Task directions:
Extract all data as written.

* * *

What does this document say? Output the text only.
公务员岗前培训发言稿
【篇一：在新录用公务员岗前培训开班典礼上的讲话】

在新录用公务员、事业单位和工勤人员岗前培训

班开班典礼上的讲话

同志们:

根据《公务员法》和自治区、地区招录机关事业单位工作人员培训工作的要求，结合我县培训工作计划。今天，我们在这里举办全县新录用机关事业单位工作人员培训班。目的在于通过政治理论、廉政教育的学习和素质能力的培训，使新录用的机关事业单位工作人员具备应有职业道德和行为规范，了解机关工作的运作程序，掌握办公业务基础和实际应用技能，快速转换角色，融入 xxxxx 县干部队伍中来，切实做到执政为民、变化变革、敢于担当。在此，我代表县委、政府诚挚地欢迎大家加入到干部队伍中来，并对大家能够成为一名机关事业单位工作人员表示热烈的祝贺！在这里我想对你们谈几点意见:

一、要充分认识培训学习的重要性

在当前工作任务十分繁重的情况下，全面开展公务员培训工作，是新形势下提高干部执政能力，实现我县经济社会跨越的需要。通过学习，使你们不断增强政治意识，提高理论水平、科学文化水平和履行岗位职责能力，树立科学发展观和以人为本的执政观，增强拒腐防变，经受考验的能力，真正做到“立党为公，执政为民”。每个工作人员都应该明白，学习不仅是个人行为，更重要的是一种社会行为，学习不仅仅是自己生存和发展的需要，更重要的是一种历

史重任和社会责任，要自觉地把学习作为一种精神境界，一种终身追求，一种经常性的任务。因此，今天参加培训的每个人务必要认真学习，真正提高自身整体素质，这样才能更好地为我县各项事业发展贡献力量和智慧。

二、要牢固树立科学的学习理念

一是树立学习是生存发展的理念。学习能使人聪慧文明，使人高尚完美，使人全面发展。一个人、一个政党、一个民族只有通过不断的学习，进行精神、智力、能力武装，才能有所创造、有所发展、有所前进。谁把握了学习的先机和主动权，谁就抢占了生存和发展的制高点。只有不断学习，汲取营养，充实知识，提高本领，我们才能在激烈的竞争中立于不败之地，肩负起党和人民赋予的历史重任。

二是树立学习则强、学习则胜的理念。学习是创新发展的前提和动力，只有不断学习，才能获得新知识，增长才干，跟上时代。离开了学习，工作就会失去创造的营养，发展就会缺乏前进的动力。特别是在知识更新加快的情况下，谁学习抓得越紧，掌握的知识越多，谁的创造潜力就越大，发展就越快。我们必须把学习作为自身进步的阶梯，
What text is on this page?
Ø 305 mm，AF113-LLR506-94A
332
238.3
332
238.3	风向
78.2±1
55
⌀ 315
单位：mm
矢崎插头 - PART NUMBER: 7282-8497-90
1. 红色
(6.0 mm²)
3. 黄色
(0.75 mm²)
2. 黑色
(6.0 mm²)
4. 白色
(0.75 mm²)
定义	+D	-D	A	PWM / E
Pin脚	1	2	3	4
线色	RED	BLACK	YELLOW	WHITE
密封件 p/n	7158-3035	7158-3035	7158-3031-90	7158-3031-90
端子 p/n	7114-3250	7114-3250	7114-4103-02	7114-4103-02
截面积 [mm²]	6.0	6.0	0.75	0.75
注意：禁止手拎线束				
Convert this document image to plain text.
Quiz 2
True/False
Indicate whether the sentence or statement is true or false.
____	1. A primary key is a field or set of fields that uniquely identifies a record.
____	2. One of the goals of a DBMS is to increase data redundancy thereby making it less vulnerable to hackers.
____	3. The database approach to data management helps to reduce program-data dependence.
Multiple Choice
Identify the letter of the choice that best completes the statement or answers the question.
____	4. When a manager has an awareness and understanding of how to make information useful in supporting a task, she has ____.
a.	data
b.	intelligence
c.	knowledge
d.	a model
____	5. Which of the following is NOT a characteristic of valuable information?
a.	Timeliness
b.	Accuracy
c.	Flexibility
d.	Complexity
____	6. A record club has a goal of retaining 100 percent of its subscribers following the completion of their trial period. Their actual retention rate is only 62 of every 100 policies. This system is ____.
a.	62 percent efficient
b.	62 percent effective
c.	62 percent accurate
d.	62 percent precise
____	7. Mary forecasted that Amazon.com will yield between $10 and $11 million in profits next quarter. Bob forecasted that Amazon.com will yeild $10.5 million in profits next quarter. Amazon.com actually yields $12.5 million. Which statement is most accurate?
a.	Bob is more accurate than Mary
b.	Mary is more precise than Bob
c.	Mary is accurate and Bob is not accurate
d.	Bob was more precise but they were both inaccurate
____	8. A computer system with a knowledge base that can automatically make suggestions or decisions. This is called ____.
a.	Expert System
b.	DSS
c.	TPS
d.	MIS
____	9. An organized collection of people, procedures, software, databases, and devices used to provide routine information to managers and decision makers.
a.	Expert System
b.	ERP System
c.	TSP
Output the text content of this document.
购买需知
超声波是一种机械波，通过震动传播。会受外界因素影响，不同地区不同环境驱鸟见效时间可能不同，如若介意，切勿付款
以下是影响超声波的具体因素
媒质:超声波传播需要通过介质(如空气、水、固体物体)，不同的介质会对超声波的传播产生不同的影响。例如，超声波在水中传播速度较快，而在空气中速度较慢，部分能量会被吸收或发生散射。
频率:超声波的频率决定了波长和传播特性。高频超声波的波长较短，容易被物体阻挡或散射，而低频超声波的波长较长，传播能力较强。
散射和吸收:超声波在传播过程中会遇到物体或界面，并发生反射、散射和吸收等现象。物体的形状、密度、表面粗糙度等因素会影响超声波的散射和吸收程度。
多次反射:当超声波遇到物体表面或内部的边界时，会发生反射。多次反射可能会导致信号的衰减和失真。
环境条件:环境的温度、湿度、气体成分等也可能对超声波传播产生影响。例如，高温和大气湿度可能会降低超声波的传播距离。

* * *

Answer for this exercise:
What does this document say? Output the text only.
公务员岗前培训发言稿
【篇一：在新录用公务员岗前培训开班典礼上的讲话】

在新录用公务员、事业单位和工勤人员岗前培训

班开班典礼上的讲话

同志们:

根据《公务员法》和自治区、地区招录机关事业单位工作人员培训工作的要求，结合我县培训工作计划。今天，我们在这里举办全县新录用机关事业单位工作人员培训班。目的在于通过政治理论、廉政教育的学习和素质能力的培训，使新录用的机关事业单位工作人员具备应有职业道德和行为规范，了解机关工作的运作程序，掌握办公业务基础和实际应用技能，快速转换角色，融入 xxxxx 县干部队伍中来，切实做到执政为民、变化变革、敢于担当。在此，我代表县委、政府诚挚地欢迎大家加入到干部队伍中来，并对大家能够成为一名机关事业单位工作人员表示热烈的祝贺！在这里我想对你们谈几点意见:

一、要充分认识培训学习的重要性

在当前工作任务十分繁重的情况下，全面开展公务员培训工作，是新形势下提高干部执政能力，实现我县经济社会跨越的需要。通过学习，使你们不断增强政治意识，提高理论水平、科学文化水平和履行岗位职责能力，树立科学发展观和以人为本的执政观，增强拒腐防变，经受考验的能力，真正做到“立党为公，执政为民”。每个工作人员都应该明白，学习不仅是个人行为，更重要的是一种社会行为，学习不仅仅是自己生存和发展的需要，更重要的是一种历

史重任和社会责任，要自觉地把学习作为一种精神境界，一种终身追求，一种经常性的任务。因此，今天参加培训的每个人务必要认真学习，真正提高自身整体素质，这样才能更好地为我县各项事业发展贡献力量和智慧。

二、要牢固树立科学的学习理念

一是树立学习是生存发展的理念。学习能使人聪慧文明，使人高尚完美，使人全面发展。一个人、一个政党、一个民族只有通过不断的学习，进行精神、智力、能力武装，才能有所创造、有所发展、有所前进。谁把握了学习的先机和主动权，谁就抢占了生存和发展的制高点。只有不断学习，汲取营养，充实知识，提高本领，我们才能在激烈的竞争中立于不败之地，肩负起党和人民赋予的历史重任。

二是树立学习则强、学习则胜的理念。学习是创新发展的前提和动力，只有不断学习，才能获得新知识，增长才干，跟上时代。离开了学习，工作就会失去创造的营养，发展就会缺乏前进的动力。特别是在知识更新加快的情况下，谁学习抓得越紧，掌握的知识越多，谁的创造潜力就越大，发展就越快。我们必须把学习作为自身进步的阶梯，
What text is on this page?
Ø 305 mm，AF113-LLR506-94A
332
238.3
332
238.3	风向
78.2±1
55
⌀ 315
单位：mm
矢崎插头 - PART NUMBER: 7282-8497-90
1. 红色
(6.0 mm²)
3. 黄色
(0.75 mm²)
2. 黑色
(6.0 mm²)
4. 白色
(0.75 mm²)
定义	+D	-D	A	PWM / E
Pin脚	1	2	3	4
线色	RED	BLACK	YELLOW	WHITE
密封件 p/n	7158-3035	7158-3035	7158-3031-90	7158-3031-90
端子 p/n	7114-3250	7114-3250	7114-4103-02	7114-4103-02
截面积 [mm²]	6.0	6.0	0.75	0.75
注意：禁止手拎线束				
Convert this document image to plain text.
Quiz 2
True/False
Indicate whether the sentence or statement is true or false.
____	1. A primary key is a field or set of fields that uniquely identifies a record.
____	2. One of the goals of a DBMS is to increase data redundancy thereby making it less vulnerable to hackers.
____	3. The database approach to data management helps to reduce program-data dependence.
Multiple Choice
Identify the letter of the choice that best completes the statement or answers the question.
____	4. When a manager has an awareness and understanding of how to make information useful in supporting a task, she has ____.
a.	data
b.	intelligence
c.	knowledge
d.	a model
____	5. Which of the following is NOT a characteristic of valuable information?
a.	Timeliness
b.	Accuracy
c.	Flexibility
d.	Complexity
____	6. A record club has a goal of retaining 100 percent of its subscribers following the completion of their trial period. Their actual retention rate is only 62 of every 100 policies. This system is ____.
a.	62 percent efficient
b.	62 percent effective
c.	62 percent accurate
d.	62 percent precise
____	7. Mary forecasted that Amazon.com will yield between $10 and $11 million in profits next quarter. Bob forecasted that Amazon.com will yeild $10.5 million in profits next quarter. Amazon.com actually yields $12.5 million. Which statement is most accurate?
a.	Bob is more accurate than Mary
b.	Mary is more precise than Bob
c.	Mary is accurate and Bob is not accurate
d.	Bob was more precise but they were both inaccurate
____	8. A computer system with a knowledge base that can automatically make suggestions or decisions. This is called ____.
a.	Expert System
b.	DSS
c.	TPS
d.	MIS
____	9. An organized collection of people, procedures, software, databases, and devices used to provide routine information to managers and decision makers.
a.	Expert System
b.	ERP System
c.	TSP
Output the text content of this document.
购买需知
超声波是一种机械波，通过震动传播。会受外界因素影响，不同地区不同环境驱鸟见效时间可能不同，如若介意，切勿付款
以下是影响超声波的具体因素
媒质:超声波传播需要通过介质(如空气、水、固体物体)，不同的介质会对超声波的传播产生不同的影响。例如，超声波在水中传播速度较快，而在空气中速度较慢，部分能量会被吸收或发生散射。
频率:超声波的频率决定了波长和传播特性。高频超声波的波长较短，容易被物体阻挡或散射，而低频超声波的波长较长，传播能力较强。
散射和吸收:超声波在传播过程中会遇到物体或界面，并发生反射、散射和吸收等现象。物体的形状、密度、表面粗糙度等因素会影响超声波的散射和吸收程度。
多次反射:当超声波遇到物体表面或内部的边界时，会发生反射。多次反射可能会导致信号的衰减和失真。
环境条件:环境的温度、湿度、气体成分等也可能对超声波传播产生影响。例如，高温和大气湿度可能会降低超声波的传播距离。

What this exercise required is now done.